Article ->
......
Wednesday, July 14, 2010

Healthy Fare

I remember back when I was awaiting my admission date to culinary school my father jokingly said: "Nobody trusts a skinny chef." I was twenty years old and twenty pounds underweight; nothing a crash course in classical French cuisine couldn't cure. I gained thirty pounds in two months. Thirteen years later I am literally embodying my father's words.

My weight now isn't so much of a result of my success as it is a result of my love for rich, fatty foods; if there's a Bacon Anonymous group I should be a member. I'm still not a huge guy, but I'm starting to push the index and with my 34th birthday just around the corner it's all downhill from here if I don't make some changes soon, so after I came home from NYC back in May I decided to really concentrate on my diet.

With a hereditary disposition to cholesterol I had already been focusing on chicken, turkey and fish, but that had proved not enough so I had to start focusing on my culinary nemesis: tofu.
......
Written exercise a ->
Answer these questions about the Healthy Fare post, one per line:
(i) What did the writer's father jokingly say?
(ii) How many pounds did the writer gain in two months?
(iii) What does the writer call tofu?
The text and the records are unrelated to each other.

Input ->
......
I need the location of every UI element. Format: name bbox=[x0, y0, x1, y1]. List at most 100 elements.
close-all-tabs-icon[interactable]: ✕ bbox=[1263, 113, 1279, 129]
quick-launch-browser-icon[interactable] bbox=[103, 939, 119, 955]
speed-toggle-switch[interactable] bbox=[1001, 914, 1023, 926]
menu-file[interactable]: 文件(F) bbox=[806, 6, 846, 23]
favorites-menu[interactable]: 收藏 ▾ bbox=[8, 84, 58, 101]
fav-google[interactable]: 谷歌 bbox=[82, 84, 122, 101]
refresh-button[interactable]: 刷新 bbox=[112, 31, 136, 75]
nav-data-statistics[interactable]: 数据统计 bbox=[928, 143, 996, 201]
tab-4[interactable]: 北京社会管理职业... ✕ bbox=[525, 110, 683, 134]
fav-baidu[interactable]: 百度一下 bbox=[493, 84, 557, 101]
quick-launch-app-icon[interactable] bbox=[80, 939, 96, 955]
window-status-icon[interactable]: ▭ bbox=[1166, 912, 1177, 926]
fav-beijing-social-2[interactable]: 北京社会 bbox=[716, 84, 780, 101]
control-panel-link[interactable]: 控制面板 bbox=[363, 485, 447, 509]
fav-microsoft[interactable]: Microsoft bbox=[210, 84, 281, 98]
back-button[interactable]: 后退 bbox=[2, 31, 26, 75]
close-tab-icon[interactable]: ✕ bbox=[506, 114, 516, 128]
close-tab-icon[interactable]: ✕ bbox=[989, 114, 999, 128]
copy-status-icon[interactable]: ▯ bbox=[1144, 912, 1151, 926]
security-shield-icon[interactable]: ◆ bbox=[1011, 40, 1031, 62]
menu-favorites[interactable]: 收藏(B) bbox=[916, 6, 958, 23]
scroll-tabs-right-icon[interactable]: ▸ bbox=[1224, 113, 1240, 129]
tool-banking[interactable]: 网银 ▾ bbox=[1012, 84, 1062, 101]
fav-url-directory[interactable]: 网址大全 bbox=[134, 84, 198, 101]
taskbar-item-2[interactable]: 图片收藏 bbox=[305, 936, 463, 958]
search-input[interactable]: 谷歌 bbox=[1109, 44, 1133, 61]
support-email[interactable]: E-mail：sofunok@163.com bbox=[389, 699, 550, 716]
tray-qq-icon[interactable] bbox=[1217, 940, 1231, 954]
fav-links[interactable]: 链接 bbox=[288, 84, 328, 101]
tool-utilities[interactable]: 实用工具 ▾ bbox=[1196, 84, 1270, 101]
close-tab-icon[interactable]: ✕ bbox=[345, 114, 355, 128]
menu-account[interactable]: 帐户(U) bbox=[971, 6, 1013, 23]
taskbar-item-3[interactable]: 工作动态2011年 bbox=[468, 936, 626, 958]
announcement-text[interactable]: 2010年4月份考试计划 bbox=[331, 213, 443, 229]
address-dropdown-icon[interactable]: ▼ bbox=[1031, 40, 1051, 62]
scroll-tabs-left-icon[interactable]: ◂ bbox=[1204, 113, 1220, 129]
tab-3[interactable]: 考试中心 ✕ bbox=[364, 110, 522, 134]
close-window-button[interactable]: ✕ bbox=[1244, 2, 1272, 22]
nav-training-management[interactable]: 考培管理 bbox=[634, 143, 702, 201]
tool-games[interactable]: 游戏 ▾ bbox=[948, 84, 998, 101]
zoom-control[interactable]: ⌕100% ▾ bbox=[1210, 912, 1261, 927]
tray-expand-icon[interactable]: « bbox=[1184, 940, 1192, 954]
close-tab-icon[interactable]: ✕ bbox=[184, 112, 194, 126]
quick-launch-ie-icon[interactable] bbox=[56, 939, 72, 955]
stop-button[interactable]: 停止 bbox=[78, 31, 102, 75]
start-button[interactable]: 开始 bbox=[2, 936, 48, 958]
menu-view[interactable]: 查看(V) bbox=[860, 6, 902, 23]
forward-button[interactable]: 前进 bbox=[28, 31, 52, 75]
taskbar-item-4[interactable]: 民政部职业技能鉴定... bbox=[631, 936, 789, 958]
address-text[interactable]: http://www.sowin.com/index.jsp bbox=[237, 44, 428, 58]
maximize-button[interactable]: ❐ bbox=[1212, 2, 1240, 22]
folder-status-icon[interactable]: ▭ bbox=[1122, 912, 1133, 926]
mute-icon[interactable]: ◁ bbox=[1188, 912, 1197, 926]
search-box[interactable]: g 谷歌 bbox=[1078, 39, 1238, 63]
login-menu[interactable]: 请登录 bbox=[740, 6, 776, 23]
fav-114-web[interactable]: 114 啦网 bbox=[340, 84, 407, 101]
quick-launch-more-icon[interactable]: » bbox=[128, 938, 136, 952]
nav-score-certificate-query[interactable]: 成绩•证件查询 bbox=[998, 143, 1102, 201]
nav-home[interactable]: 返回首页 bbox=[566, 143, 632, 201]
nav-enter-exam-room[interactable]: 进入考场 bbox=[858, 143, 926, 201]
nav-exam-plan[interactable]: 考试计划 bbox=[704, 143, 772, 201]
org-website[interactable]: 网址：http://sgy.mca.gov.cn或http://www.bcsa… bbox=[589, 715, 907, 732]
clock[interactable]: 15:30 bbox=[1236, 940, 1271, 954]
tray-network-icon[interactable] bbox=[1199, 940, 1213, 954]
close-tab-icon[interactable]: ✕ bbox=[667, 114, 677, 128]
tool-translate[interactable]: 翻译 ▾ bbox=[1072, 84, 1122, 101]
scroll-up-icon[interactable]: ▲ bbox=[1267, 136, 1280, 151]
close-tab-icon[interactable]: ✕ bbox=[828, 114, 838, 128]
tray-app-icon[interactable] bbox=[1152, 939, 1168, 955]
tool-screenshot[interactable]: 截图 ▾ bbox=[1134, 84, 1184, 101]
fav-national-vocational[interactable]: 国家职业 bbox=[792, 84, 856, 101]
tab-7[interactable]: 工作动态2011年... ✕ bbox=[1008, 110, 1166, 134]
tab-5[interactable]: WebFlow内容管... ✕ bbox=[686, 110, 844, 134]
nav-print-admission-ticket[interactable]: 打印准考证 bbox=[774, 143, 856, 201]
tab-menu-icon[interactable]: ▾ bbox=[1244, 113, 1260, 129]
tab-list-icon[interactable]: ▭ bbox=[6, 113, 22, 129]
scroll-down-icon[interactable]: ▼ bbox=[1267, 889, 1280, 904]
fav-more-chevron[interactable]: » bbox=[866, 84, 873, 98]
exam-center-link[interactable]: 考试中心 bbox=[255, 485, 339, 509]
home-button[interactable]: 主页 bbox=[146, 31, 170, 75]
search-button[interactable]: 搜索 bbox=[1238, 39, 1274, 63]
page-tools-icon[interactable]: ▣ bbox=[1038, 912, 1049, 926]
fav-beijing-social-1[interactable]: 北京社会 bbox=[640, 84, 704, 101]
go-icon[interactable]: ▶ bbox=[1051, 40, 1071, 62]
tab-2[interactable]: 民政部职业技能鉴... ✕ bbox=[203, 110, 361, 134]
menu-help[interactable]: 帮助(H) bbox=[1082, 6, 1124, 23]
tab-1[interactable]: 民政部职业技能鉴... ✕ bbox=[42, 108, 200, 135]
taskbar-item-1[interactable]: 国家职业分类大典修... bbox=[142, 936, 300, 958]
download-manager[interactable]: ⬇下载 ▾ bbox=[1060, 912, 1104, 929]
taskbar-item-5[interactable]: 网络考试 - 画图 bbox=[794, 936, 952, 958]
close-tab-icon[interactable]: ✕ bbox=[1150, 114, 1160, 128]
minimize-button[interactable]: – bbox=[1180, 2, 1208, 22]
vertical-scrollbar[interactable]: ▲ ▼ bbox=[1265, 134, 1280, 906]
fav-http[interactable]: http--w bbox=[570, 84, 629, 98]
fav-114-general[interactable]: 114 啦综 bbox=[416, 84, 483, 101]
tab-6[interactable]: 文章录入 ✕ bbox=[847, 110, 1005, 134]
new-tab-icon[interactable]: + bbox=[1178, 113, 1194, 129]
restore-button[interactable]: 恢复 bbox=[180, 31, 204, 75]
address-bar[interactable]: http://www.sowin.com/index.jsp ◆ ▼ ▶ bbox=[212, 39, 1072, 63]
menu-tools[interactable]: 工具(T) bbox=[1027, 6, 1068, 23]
......
Written exercise b -> In the records, change every "interactable" to "clickable" from the first line through the line containing "menu-file[interactable]: 文件(F) bbox=[806, 6, 846, 23]", inclusive, leaving all else as it is. Give back only those lines.

Answer a ->
(i) "Nobody trusts a skinny chef."
(ii) Thirty pounds.
(iii) The writer's culinary nemesis.

Answer b ->
I need the location of every UI element. Format: name bbox=[x0, y0, x1, y1]. List at most 100 elements.
close-all-tabs-icon[clickable]: ✕ bbox=[1263, 113, 1279, 129]
quick-launch-browser-icon[clickable] bbox=[103, 939, 119, 955]
speed-toggle-switch[clickable] bbox=[1001, 914, 1023, 926]
menu-file[clickable]: 文件(F) bbox=[806, 6, 846, 23]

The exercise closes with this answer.